(YOUR TASK)
Calculate how many lines in the following records hold the word "image", and report that number without comment.

(Data entries)

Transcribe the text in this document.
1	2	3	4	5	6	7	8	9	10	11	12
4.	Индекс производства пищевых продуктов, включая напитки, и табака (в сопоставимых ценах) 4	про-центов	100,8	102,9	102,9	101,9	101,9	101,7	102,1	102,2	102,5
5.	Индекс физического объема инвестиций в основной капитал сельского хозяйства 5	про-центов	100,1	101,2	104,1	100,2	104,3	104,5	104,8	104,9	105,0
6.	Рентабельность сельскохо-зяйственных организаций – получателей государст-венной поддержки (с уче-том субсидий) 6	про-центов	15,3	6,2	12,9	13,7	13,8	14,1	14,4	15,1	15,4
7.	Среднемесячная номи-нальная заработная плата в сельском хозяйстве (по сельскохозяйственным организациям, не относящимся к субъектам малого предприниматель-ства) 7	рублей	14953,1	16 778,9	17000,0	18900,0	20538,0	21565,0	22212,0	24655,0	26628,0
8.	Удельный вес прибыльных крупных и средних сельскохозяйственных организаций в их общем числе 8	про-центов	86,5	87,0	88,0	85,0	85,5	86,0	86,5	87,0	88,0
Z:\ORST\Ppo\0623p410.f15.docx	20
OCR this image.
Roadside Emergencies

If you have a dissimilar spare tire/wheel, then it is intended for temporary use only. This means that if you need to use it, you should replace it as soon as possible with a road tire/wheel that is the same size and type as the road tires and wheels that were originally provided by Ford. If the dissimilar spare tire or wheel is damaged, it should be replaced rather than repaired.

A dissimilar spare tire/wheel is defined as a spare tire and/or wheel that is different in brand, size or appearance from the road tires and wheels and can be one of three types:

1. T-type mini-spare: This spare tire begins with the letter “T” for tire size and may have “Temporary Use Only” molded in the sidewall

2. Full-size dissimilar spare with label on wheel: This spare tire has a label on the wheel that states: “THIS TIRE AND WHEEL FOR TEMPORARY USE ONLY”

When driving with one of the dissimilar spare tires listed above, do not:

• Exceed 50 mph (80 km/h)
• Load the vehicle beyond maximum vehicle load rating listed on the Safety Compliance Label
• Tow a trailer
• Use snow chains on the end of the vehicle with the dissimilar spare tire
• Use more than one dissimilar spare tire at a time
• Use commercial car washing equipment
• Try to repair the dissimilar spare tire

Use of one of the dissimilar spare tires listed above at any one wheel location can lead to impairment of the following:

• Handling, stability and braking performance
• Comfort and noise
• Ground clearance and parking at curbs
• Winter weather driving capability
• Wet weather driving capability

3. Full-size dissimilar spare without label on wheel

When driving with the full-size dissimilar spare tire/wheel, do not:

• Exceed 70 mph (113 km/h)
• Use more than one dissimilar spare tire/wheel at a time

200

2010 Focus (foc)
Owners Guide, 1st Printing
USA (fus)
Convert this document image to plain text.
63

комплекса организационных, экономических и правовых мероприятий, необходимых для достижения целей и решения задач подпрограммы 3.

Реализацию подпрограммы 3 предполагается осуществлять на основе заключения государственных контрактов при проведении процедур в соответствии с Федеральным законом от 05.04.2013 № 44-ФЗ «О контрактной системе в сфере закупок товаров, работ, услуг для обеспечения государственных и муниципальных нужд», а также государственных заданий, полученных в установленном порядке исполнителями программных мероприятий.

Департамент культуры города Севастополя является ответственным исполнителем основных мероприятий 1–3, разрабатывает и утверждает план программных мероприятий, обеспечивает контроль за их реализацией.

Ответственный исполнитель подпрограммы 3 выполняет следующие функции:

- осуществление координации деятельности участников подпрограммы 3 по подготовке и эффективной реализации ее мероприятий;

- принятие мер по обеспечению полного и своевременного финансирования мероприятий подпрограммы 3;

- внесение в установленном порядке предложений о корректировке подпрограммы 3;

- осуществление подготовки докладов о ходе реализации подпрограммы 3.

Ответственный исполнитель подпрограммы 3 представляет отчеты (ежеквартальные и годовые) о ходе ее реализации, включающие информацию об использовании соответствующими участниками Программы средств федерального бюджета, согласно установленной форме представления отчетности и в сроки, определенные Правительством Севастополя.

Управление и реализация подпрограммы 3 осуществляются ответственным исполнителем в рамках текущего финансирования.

(FULL ANSWER)
2